Write out each record again exactly as it stands.

....................

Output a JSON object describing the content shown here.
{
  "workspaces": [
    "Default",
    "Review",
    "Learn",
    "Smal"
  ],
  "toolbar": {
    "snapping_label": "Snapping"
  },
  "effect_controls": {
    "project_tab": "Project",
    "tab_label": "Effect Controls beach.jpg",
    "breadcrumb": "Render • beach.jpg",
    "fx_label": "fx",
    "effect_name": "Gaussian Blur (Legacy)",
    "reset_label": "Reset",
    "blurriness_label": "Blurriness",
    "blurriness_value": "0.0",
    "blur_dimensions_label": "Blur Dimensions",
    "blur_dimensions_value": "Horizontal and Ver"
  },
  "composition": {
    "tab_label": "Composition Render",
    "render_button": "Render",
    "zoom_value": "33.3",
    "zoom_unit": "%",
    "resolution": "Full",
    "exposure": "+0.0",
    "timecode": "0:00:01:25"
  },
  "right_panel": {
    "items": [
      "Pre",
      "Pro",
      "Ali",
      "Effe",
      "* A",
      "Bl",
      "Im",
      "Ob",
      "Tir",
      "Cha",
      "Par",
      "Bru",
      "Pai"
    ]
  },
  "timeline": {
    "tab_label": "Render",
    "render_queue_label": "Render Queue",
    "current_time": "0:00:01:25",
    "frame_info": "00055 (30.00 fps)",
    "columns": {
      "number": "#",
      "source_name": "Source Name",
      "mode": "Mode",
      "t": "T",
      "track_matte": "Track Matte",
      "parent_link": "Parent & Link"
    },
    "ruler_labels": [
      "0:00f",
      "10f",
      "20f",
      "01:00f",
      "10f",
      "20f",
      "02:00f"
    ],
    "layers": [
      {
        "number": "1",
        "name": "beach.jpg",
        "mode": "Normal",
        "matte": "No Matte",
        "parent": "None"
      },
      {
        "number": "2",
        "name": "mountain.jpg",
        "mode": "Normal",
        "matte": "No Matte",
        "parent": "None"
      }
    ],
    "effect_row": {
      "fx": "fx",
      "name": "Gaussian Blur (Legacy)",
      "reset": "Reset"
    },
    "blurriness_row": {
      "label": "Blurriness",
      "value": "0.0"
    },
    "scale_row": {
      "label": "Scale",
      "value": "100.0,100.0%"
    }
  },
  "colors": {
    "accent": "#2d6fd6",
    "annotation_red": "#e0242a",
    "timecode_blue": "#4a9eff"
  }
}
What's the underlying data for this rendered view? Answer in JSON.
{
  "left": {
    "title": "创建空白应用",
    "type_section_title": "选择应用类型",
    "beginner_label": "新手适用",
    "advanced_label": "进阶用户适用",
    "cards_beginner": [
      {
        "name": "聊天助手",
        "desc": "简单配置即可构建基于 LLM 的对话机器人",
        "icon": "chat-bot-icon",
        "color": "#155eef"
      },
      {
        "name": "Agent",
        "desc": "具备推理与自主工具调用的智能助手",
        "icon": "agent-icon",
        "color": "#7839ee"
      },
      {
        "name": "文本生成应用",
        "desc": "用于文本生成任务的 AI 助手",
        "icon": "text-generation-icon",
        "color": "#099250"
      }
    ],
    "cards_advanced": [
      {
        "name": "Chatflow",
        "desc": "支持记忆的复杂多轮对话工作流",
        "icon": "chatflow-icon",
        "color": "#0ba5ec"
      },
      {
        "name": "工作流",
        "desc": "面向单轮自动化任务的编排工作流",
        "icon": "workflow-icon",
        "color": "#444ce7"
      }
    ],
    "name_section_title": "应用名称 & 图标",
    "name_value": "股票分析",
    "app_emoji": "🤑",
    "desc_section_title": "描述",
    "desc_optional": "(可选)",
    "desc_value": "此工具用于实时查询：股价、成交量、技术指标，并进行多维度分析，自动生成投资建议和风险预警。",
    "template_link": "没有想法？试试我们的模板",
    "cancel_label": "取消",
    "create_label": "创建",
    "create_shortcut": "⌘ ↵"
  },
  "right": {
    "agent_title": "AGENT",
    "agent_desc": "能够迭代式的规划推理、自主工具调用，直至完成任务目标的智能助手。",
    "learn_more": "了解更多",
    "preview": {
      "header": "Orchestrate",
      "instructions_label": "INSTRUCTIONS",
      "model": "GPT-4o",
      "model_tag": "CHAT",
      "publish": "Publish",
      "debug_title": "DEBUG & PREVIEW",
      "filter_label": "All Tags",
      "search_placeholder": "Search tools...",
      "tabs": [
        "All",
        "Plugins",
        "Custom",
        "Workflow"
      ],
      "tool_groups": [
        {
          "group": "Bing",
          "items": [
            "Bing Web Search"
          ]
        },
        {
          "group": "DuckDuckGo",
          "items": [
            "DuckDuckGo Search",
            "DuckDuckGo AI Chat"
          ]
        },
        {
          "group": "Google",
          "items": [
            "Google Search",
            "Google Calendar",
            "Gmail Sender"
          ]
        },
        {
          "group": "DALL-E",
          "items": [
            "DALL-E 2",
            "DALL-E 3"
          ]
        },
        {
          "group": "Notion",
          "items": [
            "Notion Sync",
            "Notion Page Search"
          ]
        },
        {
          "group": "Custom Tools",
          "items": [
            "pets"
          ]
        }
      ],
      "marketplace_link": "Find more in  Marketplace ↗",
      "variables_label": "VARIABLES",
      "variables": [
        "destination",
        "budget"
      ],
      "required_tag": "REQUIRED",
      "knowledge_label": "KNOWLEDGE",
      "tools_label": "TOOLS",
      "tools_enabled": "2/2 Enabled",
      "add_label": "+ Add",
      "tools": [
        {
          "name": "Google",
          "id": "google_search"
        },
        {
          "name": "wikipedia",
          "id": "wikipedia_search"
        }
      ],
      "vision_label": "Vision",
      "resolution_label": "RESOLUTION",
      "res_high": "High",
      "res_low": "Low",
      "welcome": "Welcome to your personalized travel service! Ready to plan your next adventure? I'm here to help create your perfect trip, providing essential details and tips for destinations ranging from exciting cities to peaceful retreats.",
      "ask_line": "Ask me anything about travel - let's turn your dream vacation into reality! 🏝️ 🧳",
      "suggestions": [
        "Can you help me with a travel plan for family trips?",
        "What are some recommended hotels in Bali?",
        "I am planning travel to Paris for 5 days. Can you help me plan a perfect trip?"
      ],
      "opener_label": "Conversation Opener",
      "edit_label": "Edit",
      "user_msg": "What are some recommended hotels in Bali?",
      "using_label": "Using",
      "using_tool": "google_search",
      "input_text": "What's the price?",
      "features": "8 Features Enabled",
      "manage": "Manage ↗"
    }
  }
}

....................

SOLUTION TO THIS EXERCISE:
Output a JSON object describing the content shown here.
{
  "workspaces": [
    "Default",
    "Review",
    "Learn",
    "Smal"
  ],
  "toolbar": {
    "snapping_label": "Snapping"
  },
  "effect_controls": {
    "project_tab": "Project",
    "tab_label": "Effect Controls beach.jpg",
    "breadcrumb": "Render • beach.jpg",
    "fx_label": "fx",
    "effect_name": "Gaussian Blur (Legacy)",
    "reset_label": "Reset",
    "blurriness_label": "Blurriness",
    "blurriness_value": "0.0",
    "blur_dimensions_label": "Blur Dimensions",
    "blur_dimensions_value": "Horizontal and Ver"
  },
  "composition": {
    "tab_label": "Composition Render",
    "render_button": "Render",
    "zoom_value": "33.3",
    "zoom_unit": "%",
    "resolution": "Full",
    "exposure": "+0.0",
    "timecode": "0:00:01:25"
  },
  "right_panel": {
    "items": [
      "Pre",
      "Pro",
      "Ali",
      "Effe",
      "* A",
      "Bl",
      "Im",
      "Ob",
      "Tir",
      "Cha",
      "Par",
      "Bru",
      "Pai"
    ]
  },
  "timeline": {
    "tab_label": "Render",
    "render_queue_label": "Render Queue",
    "current_time": "0:00:01:25",
    "frame_info": "00055 (30.00 fps)",
    "columns": {
      "number": "#",
      "source_name": "Source Name",
      "mode": "Mode",
      "t": "T",
      "track_matte": "Track Matte",
      "parent_link": "Parent & Link"
    },
    "ruler_labels": [
      "0:00f",
      "10f",
      "20f",
      "01:00f",
      "10f",
      "20f",
      "02:00f"
    ],
    "layers": [
      {
        "number": "1",
        "name": "beach.jpg",
        "mode": "Normal",
        "matte": "No Matte",
        "parent": "None"
      },
      {
        "number": "2",
        "name": "mountain.jpg",
        "mode": "Normal",
        "matte": "No Matte",
        "parent": "None"
      }
    ],
    "effect_row": {
      "fx": "fx",
      "name": "Gaussian Blur (Legacy)",
      "reset": "Reset"
    },
    "blurriness_row": {
      "label": "Blurriness",
      "value": "0.0"
    },
    "scale_row": {
      "label": "Scale",
      "value": "100.0,100.0%"
    }
  },
  "colors": {
    "accent": "#2d6fd6",
    "annotation_red": "#e0242a",
    "timecode_blue": "#4a9eff"
  }
}
What's the underlying data for this rendered view? Answer in JSON.
{
  "left": {
    "title": "创建空白应用",
    "type_section_title": "选择应用类型",
    "beginner_label": "新手适用",
    "advanced_label": "进阶用户适用",
    "cards_beginner": [
      {
        "name": "聊天助手",
        "desc": "简单配置即可构建基于 LLM 的对话机器人",
        "icon": "chat-bot-icon",
        "color": "#155eef"
      },
      {
        "name": "Agent",
        "desc": "具备推理与自主工具调用的智能助手",
        "icon": "agent-icon",
        "color": "#7839ee"
      },
      {
        "name": "文本生成应用",
        "desc": "用于文本生成任务的 AI 助手",
        "icon": "text-generation-icon",
        "color": "#099250"
      }
    ],
    "cards_advanced": [
      {
        "name": "Chatflow",
        "desc": "支持记忆的复杂多轮对话工作流",
        "icon": "chatflow-icon",
        "color": "#0ba5ec"
      },
      {
        "name": "工作流",
        "desc": "面向单轮自动化任务的编排工作流",
        "icon": "workflow-icon",
        "color": "#444ce7"
      }
    ],
    "name_section_title": "应用名称 & 图标",
    "name_value": "股票分析",
    "app_emoji": "🤑",
    "desc_section_title": "描述",
    "desc_optional": "(可选)",
    "desc_value": "此工具用于实时查询：股价、成交量、技术指标，并进行多维度分析，自动生成投资建议和风险预警。",
    "template_link": "没有想法？试试我们的模板",
    "cancel_label": "取消",
    "create_label": "创建",
    "create_shortcut": "⌘ ↵"
  },
  "right": {
    "agent_title": "AGENT",
    "agent_desc": "能够迭代式的规划推理、自主工具调用，直至完成任务目标的智能助手。",
    "learn_more": "了解更多",
    "preview": {
      "header": "Orchestrate",
      "instructions_label": "INSTRUCTIONS",
      "model": "GPT-4o",
      "model_tag": "CHAT",
      "publish": "Publish",
      "debug_title": "DEBUG & PREVIEW",
      "filter_label": "All Tags",
      "search_placeholder": "Search tools...",
      "tabs": [
        "All",
        "Plugins",
        "Custom",
        "Workflow"
      ],
      "tool_groups": [
        {
          "group": "Bing",
          "items": [
            "Bing Web Search"
          ]
        },
        {
          "group": "DuckDuckGo",
          "items": [
            "DuckDuckGo Search",
            "DuckDuckGo AI Chat"
          ]
        },
        {
          "group": "Google",
          "items": [
            "Google Search",
            "Google Calendar",
            "Gmail Sender"
          ]
        },
        {
          "group": "DALL-E",
          "items": [
            "DALL-E 2",
            "DALL-E 3"
          ]
        },
        {
          "group": "Notion",
          "items": [
            "Notion Sync",
            "Notion Page Search"
          ]
        },
        {
          "group": "Custom Tools",
          "items": [
            "pets"
          ]
        }
      ],
      "marketplace_link": "Find more in  Marketplace ↗",
      "variables_label": "VARIABLES",
      "variables": [
        "destination",
        "budget"
      ],
      "required_tag": "REQUIRED",
      "knowledge_label": "KNOWLEDGE",
      "tools_label": "TOOLS",
      "tools_enabled": "2/2 Enabled",
      "add_label": "+ Add",
      "tools": [
        {
          "name": "Google",
          "id": "google_search"
        },
        {
          "name": "wikipedia",
          "id": "wikipedia_search"
        }
      ],
      "vision_label": "Vision",
      "resolution_label": "RESOLUTION",
      "res_high": "High",
      "res_low": "Low",
      "welcome": "Welcome to your personalized travel service! Ready to plan your next adventure? I'm here to help create your perfect trip, providing essential details and tips for destinations ranging from exciting cities to peaceful retreats.",
      "ask_line": "Ask me anything about travel - let's turn your dream vacation into reality! 🏝️ 🧳",
      "suggestions": [
        "Can you help me with a travel plan for family trips?",
        "What are some recommended hotels in Bali?",
        "I am planning travel to Paris for 5 days. Can you help me plan a perfect trip?"
      ],
      "opener_label": "Conversation Opener",
      "edit_label": "Edit",
      "user_msg": "What are some recommended hotels in Bali?",
      "using_label": "Using",
      "using_tool": "google_search",
      "input_text": "What's the price?",
      "features": "8 Features Enabled",
      "manage": "Manage ↗"
    }
  }
}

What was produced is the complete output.